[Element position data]
* * * * * * *

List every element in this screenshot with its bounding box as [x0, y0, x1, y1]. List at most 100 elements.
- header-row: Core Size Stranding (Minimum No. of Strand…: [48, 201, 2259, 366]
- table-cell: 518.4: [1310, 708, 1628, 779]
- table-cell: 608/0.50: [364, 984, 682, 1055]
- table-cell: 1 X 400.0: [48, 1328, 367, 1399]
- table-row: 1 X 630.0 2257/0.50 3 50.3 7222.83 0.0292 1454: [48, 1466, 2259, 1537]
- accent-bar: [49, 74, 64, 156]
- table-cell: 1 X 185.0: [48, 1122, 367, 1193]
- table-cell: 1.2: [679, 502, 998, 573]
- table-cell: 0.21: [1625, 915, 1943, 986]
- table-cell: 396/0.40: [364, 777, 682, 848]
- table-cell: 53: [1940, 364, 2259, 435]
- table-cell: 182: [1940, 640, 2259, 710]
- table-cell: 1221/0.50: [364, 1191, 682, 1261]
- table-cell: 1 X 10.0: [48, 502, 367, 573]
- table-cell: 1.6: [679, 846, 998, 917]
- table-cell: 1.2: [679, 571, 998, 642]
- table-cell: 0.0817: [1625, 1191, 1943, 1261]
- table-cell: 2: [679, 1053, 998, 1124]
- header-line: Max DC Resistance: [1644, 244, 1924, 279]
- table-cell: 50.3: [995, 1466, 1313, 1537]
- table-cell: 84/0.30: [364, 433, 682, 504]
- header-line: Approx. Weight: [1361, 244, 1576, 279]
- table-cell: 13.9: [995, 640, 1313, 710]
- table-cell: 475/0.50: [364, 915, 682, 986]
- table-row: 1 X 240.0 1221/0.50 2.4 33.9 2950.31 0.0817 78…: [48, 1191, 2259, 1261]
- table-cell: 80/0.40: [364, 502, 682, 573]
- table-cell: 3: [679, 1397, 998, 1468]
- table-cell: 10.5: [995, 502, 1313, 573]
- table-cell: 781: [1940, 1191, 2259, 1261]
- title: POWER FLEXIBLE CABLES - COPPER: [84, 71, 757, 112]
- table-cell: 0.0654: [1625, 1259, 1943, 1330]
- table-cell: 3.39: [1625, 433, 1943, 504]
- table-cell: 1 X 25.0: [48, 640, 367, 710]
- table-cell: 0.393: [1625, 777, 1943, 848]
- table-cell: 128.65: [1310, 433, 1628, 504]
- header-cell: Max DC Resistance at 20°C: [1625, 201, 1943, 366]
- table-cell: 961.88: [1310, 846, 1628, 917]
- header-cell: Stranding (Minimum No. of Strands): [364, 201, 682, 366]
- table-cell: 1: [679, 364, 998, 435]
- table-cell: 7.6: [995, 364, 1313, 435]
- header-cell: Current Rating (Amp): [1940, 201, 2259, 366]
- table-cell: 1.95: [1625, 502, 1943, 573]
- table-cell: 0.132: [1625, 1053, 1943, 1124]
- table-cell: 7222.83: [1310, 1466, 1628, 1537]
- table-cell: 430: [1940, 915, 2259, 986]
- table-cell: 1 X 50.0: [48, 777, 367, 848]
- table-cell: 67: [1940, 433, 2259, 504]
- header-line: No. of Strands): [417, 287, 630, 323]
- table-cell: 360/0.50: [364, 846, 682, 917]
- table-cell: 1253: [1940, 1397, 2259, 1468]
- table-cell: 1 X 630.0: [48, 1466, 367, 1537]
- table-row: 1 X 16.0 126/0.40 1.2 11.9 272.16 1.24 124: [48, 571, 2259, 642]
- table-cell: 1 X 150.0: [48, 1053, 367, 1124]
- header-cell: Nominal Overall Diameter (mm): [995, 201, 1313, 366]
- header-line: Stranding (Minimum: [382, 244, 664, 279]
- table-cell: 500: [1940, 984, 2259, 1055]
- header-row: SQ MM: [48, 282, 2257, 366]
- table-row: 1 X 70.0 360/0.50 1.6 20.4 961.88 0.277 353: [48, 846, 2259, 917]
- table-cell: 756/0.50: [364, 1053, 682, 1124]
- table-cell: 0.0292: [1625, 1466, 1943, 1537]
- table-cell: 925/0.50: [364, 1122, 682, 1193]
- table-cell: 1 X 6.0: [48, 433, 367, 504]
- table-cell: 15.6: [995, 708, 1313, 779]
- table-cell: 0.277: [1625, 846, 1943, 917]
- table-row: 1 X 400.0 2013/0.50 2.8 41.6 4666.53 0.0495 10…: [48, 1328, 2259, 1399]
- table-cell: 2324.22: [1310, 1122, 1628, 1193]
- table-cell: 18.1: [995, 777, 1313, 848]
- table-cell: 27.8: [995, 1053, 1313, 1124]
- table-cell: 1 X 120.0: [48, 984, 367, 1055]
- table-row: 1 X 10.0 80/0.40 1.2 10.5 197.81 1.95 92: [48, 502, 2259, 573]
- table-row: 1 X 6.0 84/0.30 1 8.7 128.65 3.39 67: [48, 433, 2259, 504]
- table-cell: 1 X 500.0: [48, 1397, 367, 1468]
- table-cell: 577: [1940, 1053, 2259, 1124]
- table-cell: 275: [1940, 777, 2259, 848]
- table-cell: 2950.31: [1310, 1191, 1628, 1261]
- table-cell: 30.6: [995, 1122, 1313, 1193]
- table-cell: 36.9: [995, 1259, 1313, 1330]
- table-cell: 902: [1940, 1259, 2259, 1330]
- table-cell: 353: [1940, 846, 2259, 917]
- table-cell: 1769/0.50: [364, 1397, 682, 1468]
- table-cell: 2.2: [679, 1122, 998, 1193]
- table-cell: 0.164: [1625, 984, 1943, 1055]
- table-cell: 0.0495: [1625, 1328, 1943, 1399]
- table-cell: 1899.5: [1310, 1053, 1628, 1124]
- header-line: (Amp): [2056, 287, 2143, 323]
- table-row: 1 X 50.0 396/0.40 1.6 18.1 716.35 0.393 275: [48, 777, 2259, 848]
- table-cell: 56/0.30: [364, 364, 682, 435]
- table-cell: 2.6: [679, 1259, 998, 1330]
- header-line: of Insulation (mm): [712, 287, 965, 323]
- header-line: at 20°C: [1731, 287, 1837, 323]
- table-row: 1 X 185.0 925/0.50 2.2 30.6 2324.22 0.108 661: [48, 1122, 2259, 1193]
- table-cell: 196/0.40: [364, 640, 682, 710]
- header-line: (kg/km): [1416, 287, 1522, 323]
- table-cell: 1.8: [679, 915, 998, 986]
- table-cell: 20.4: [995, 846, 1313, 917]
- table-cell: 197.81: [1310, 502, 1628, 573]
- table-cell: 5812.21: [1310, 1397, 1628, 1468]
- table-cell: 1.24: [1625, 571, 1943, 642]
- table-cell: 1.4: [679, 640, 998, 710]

* * * * * * *

* [EXERCISE BRIEF]: Count the lines in the listing above that contain the string "Minimum", with case counting. Give only the number.

* [COMPLETE RESPONSE]: 3